* _What you will do_: Listed below are entries; give the number of lines among them that include "title", and only that number.

* _Task material_:
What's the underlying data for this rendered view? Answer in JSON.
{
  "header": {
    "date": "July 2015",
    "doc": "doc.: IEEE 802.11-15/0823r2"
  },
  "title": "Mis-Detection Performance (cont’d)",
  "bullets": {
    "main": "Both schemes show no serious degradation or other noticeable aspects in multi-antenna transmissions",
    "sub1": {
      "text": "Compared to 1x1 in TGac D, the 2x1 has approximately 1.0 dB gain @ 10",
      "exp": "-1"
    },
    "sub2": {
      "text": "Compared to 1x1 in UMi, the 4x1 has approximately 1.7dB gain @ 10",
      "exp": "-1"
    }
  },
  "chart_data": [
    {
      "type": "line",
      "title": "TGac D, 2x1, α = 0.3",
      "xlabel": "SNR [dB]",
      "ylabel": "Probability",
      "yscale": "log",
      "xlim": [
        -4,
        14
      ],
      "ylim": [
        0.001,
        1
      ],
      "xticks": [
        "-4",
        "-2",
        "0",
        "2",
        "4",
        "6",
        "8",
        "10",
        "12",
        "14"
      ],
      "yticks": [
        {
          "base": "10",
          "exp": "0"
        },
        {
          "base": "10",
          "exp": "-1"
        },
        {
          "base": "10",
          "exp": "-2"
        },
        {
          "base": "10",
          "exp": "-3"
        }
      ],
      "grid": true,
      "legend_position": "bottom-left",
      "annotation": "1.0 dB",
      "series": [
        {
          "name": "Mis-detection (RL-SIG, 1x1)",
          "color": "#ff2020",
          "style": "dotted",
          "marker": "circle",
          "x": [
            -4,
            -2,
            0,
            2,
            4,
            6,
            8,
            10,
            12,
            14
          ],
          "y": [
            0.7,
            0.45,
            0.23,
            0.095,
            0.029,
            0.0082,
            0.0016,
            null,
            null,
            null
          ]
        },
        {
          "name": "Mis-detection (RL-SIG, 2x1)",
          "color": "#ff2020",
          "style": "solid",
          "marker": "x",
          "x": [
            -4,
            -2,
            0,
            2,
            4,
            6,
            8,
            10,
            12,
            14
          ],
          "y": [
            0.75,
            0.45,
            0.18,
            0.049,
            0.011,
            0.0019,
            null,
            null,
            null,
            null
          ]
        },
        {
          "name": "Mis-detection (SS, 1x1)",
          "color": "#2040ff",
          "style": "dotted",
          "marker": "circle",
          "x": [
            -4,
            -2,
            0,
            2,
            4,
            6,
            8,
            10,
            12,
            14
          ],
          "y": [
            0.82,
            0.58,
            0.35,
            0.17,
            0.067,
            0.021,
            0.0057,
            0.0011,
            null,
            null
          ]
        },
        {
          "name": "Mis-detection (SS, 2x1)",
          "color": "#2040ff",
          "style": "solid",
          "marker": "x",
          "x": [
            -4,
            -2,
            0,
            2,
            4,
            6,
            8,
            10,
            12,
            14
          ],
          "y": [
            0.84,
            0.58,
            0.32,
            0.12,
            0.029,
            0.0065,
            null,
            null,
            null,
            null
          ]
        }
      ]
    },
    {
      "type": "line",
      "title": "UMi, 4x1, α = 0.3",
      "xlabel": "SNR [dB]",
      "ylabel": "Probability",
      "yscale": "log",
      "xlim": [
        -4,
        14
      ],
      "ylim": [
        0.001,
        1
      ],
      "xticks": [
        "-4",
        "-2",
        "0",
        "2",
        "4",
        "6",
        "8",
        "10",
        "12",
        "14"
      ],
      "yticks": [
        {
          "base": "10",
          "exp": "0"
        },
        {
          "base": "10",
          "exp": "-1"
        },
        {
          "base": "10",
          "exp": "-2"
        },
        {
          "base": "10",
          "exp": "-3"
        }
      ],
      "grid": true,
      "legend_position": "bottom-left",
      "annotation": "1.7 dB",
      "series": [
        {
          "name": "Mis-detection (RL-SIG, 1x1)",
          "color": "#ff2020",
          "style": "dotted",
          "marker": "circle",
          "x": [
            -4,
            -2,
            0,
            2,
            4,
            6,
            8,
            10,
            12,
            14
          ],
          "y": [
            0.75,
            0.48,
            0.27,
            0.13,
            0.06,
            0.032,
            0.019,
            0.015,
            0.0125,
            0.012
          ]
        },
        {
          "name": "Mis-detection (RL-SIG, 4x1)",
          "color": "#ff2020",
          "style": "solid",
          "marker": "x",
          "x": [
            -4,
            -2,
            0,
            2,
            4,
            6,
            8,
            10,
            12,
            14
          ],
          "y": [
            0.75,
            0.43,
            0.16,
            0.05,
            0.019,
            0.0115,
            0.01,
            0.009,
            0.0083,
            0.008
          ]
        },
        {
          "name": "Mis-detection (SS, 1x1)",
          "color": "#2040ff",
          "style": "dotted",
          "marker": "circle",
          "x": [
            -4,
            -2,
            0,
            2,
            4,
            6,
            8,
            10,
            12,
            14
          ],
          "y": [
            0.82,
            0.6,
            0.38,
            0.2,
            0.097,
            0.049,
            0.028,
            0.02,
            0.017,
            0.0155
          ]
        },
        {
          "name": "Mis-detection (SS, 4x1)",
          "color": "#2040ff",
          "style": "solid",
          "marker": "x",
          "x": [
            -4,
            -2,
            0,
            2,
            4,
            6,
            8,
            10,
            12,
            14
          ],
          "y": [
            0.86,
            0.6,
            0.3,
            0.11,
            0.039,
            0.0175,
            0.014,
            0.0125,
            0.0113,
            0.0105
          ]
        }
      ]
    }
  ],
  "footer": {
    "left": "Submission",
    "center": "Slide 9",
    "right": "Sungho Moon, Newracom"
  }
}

* _Exercise response_: 3